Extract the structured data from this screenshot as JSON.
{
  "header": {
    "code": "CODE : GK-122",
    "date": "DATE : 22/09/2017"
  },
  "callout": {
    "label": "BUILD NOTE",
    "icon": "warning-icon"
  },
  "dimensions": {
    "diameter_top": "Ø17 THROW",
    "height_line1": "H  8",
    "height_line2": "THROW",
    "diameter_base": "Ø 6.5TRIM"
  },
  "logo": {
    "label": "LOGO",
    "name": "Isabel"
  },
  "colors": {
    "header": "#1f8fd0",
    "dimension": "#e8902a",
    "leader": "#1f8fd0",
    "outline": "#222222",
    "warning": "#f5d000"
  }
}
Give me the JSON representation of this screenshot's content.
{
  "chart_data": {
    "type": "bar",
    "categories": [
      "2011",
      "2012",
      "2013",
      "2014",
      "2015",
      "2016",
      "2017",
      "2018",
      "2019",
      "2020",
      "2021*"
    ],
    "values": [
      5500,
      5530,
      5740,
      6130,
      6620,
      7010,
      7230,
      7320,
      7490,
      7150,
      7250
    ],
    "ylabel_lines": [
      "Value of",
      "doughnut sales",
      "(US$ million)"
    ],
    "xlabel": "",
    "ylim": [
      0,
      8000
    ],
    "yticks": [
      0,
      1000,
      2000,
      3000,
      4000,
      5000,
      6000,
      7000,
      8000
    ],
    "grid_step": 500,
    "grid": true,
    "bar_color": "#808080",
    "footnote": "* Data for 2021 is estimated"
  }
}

══════

TASK GOAL: Using the entries above, find all lines with "this". Copy them.

IN RESPONSE:
Extract the structured data from this screenshot as JSON.
Give me the JSON representation of this screenshot's content.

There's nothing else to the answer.